>> Start INPUT DATA

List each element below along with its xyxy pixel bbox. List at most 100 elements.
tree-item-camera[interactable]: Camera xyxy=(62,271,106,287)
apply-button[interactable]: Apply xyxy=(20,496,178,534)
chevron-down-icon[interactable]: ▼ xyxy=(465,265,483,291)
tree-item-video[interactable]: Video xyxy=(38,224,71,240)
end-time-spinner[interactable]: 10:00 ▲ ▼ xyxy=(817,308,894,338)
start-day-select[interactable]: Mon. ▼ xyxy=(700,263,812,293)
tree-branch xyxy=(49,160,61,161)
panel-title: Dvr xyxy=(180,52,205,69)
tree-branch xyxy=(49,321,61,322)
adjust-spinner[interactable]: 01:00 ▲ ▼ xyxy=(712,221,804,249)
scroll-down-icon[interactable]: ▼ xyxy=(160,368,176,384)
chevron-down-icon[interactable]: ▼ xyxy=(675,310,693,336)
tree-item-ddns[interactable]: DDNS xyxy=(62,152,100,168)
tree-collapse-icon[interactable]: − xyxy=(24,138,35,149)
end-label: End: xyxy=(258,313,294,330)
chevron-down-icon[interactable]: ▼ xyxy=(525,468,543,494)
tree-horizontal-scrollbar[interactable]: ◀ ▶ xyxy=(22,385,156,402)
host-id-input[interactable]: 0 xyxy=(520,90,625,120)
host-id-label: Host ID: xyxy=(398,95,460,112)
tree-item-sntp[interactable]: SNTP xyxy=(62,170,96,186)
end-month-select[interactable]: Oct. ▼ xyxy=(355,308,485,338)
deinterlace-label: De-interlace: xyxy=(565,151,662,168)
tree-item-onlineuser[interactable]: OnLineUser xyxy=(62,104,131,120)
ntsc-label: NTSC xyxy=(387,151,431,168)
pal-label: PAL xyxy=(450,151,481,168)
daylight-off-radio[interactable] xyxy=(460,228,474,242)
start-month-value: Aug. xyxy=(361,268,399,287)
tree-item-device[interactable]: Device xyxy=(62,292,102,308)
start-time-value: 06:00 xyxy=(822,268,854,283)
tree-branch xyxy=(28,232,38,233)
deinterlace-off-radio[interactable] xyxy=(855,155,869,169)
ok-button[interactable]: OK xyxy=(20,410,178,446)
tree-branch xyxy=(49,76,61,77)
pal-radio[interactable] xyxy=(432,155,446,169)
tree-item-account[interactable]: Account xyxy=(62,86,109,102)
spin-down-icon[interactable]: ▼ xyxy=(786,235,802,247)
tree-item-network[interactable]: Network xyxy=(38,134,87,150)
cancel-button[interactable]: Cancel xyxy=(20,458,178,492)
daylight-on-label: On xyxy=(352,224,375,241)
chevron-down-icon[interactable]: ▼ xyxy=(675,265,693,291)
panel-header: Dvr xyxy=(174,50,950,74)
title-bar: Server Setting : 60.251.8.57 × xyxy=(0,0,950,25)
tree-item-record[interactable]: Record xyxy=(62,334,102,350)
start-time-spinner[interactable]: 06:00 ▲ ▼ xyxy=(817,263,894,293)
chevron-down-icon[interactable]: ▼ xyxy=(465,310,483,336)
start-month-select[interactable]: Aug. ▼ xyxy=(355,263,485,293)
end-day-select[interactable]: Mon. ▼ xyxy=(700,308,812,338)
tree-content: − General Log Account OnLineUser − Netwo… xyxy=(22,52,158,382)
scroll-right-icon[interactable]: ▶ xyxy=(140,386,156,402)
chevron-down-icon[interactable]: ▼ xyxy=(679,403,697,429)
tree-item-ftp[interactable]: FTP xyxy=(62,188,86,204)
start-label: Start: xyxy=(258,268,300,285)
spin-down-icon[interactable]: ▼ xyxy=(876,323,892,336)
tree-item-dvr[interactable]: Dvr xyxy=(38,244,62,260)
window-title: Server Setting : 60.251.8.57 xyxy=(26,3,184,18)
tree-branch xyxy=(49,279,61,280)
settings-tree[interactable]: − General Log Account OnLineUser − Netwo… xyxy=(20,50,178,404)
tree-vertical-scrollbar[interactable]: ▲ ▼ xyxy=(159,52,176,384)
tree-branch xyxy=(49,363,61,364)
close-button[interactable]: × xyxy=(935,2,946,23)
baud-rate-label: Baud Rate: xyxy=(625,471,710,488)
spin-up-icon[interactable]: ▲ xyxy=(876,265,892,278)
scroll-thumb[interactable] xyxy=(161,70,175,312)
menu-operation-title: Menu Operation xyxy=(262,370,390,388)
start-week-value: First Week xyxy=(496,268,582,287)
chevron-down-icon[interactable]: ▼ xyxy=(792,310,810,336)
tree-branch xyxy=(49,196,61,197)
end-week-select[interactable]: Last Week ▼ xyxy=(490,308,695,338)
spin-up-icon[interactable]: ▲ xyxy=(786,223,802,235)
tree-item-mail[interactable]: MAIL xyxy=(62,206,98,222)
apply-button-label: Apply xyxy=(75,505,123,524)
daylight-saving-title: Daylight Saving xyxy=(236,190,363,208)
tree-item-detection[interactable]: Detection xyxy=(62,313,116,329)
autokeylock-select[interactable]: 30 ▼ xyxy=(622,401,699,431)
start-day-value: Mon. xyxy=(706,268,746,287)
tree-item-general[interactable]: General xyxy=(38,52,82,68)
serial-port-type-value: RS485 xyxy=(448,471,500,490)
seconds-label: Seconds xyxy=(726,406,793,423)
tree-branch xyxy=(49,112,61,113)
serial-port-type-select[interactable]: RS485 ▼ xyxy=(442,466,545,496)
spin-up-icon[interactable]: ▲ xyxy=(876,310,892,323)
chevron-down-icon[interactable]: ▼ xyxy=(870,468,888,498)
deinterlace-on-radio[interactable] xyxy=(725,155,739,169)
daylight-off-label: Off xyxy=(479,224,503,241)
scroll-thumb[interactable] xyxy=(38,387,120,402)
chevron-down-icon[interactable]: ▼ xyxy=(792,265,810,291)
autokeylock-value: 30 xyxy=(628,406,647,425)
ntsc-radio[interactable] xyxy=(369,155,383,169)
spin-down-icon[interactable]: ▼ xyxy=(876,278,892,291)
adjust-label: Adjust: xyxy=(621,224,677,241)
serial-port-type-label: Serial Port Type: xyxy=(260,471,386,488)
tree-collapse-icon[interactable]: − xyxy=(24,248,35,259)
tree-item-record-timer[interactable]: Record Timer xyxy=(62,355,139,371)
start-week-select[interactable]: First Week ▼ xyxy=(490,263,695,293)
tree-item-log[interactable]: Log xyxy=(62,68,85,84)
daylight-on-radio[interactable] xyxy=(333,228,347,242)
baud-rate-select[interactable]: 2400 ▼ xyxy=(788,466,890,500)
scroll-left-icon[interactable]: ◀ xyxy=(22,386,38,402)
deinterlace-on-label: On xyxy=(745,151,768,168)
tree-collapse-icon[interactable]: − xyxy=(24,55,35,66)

>> End INPUT DATA

## TASK DESCRIPTION
Edit the rows above by replacing "chevron-down-icon" with "dropdown-arrow" throughout, and leave everything else unchanged.

## EXERCISE RESPONSE
List each element below along with its xyxy pixel bbox. List at most 100 elements.
tree-item-camera[interactable]: Camera xyxy=(62,271,106,287)
apply-button[interactable]: Apply xyxy=(20,496,178,534)
dropdown-arrow[interactable]: ▼ xyxy=(465,265,483,291)
tree-item-video[interactable]: Video xyxy=(38,224,71,240)
end-time-spinner[interactable]: 10:00 ▲ ▼ xyxy=(817,308,894,338)
start-day-select[interactable]: Mon. ▼ xyxy=(700,263,812,293)
tree-branch xyxy=(49,160,61,161)
panel-title: Dvr xyxy=(180,52,205,69)
tree-branch xyxy=(49,321,61,322)
adjust-spinner[interactable]: 01:00 ▲ ▼ xyxy=(712,221,804,249)
scroll-down-icon[interactable]: ▼ xyxy=(160,368,176,384)
dropdown-arrow[interactable]: ▼ xyxy=(675,310,693,336)
tree-item-ddns[interactable]: DDNS xyxy=(62,152,100,168)
tree-collapse-icon[interactable]: − xyxy=(24,138,35,149)
end-label: End: xyxy=(258,313,294,330)
dropdown-arrow[interactable]: ▼ xyxy=(525,468,543,494)
tree-horizontal-scrollbar[interactable]: ◀ ▶ xyxy=(22,385,156,402)
host-id-input[interactable]: 0 xyxy=(520,90,625,120)
host-id-label: Host ID: xyxy=(398,95,460,112)
tree-item-sntp[interactable]: SNTP xyxy=(62,170,96,186)
end-month-select[interactable]: Oct. ▼ xyxy=(355,308,485,338)
deinterlace-label: De-interlace: xyxy=(565,151,662,168)
tree-item-onlineuser[interactable]: OnLineUser xyxy=(62,104,131,120)
ntsc-label: NTSC xyxy=(387,151,431,168)
pal-label: PAL xyxy=(450,151,481,168)
daylight-off-radio[interactable] xyxy=(460,228,474,242)
start-month-value: Aug. xyxy=(361,268,399,287)
tree-item-device[interactable]: Device xyxy=(62,292,102,308)
start-time-value: 06:00 xyxy=(822,268,854,283)
tree-branch xyxy=(28,232,38,233)
deinterlace-off-radio[interactable] xyxy=(855,155,869,169)
ok-button[interactable]: OK xyxy=(20,410,178,446)
tree-branch xyxy=(49,76,61,77)
pal-radio[interactable] xyxy=(432,155,446,169)
tree-item-account[interactable]: Account xyxy=(62,86,109,102)
spin-down-icon[interactable]: ▼ xyxy=(786,235,802,247)
tree-item-network[interactable]: Network xyxy=(38,134,87,150)
cancel-button[interactable]: Cancel xyxy=(20,458,178,492)
daylight-on-label: On xyxy=(352,224,375,241)
dropdown-arrow[interactable]: ▼ xyxy=(675,265,693,291)
panel-header: Dvr xyxy=(174,50,950,74)
title-bar: Server Setting : 60.251.8.57 × xyxy=(0,0,950,25)
tree-item-record[interactable]: Record xyxy=(62,334,102,350)
start-time-spinner[interactable]: 06:00 ▲ ▼ xyxy=(817,263,894,293)
dropdown-arrow[interactable]: ▼ xyxy=(465,310,483,336)
start-month-select[interactable]: Aug. ▼ xyxy=(355,263,485,293)
end-day-select[interactable]: Mon. ▼ xyxy=(700,308,812,338)
tree-content: − General Log Account OnLineUser − Netwo… xyxy=(22,52,158,382)
scroll-right-icon[interactable]: ▶ xyxy=(140,386,156,402)
dropdown-arrow[interactable]: ▼ xyxy=(679,403,697,429)
tree-item-ftp[interactable]: FTP xyxy=(62,188,86,204)
start-label: Start: xyxy=(258,268,300,285)
spin-down-icon[interactable]: ▼ xyxy=(876,323,892,336)
tree-item-dvr[interactable]: Dvr xyxy=(38,244,62,260)
window-title: Server Setting : 60.251.8.57 xyxy=(26,3,184,18)
tree-branch xyxy=(49,279,61,280)
settings-tree[interactable]: − General Log Account OnLineUser − Netwo… xyxy=(20,50,178,404)
tree-vertical-scrollbar[interactable]: ▲ ▼ xyxy=(159,52,176,384)
tree-branch xyxy=(49,363,61,364)
close-button[interactable]: × xyxy=(935,2,946,23)
baud-rate-label: Baud Rate: xyxy=(625,471,710,488)
spin-up-icon[interactable]: ▲ xyxy=(876,265,892,278)
scroll-thumb[interactable] xyxy=(161,70,175,312)
menu-operation-title: Menu Operation xyxy=(262,370,390,388)
start-week-value: First Week xyxy=(496,268,582,287)
dropdown-arrow[interactable]: ▼ xyxy=(792,310,810,336)
tree-branch xyxy=(49,196,61,197)
end-week-select[interactable]: Last Week ▼ xyxy=(490,308,695,338)
spin-up-icon[interactable]: ▲ xyxy=(786,223,802,235)
tree-item-mail[interactable]: MAIL xyxy=(62,206,98,222)
apply-button-label: Apply xyxy=(75,505,123,524)
daylight-saving-title: Daylight Saving xyxy=(236,190,363,208)
tree-item-detection[interactable]: Detection xyxy=(62,313,116,329)
autokeylock-select[interactable]: 30 ▼ xyxy=(622,401,699,431)
start-day-value: Mon. xyxy=(706,268,746,287)
tree-item-general[interactable]: General xyxy=(38,52,82,68)
serial-port-type-value: RS485 xyxy=(448,471,500,490)
seconds-label: Seconds xyxy=(726,406,793,423)
tree-branch xyxy=(49,112,61,113)
serial-port-type-select[interactable]: RS485 ▼ xyxy=(442,466,545,496)
spin-up-icon[interactable]: ▲ xyxy=(876,310,892,323)
dropdown-arrow[interactable]: ▼ xyxy=(870,468,888,498)
deinterlace-on-radio[interactable] xyxy=(725,155,739,169)
daylight-off-label: Off xyxy=(479,224,503,241)
scroll-thumb[interactable] xyxy=(38,387,120,402)
dropdown-arrow[interactable]: ▼ xyxy=(792,265,810,291)
autokeylock-value: 30 xyxy=(628,406,647,425)
ntsc-radio[interactable] xyxy=(369,155,383,169)
spin-down-icon[interactable]: ▼ xyxy=(876,278,892,291)
adjust-label: Adjust: xyxy=(621,224,677,241)
serial-port-type-label: Serial Port Type: xyxy=(260,471,386,488)
tree-collapse-icon[interactable]: − xyxy=(24,248,35,259)
tree-item-record-timer[interactable]: Record Timer xyxy=(62,355,139,371)
start-week-select[interactable]: First Week ▼ xyxy=(490,263,695,293)
tree-item-log[interactable]: Log xyxy=(62,68,85,84)
daylight-on-radio[interactable] xyxy=(333,228,347,242)
baud-rate-select[interactable]: 2400 ▼ xyxy=(788,466,890,500)
scroll-left-icon[interactable]: ◀ xyxy=(22,386,38,402)
deinterlace-on-label: On xyxy=(745,151,768,168)
tree-collapse-icon[interactable]: − xyxy=(24,55,35,66)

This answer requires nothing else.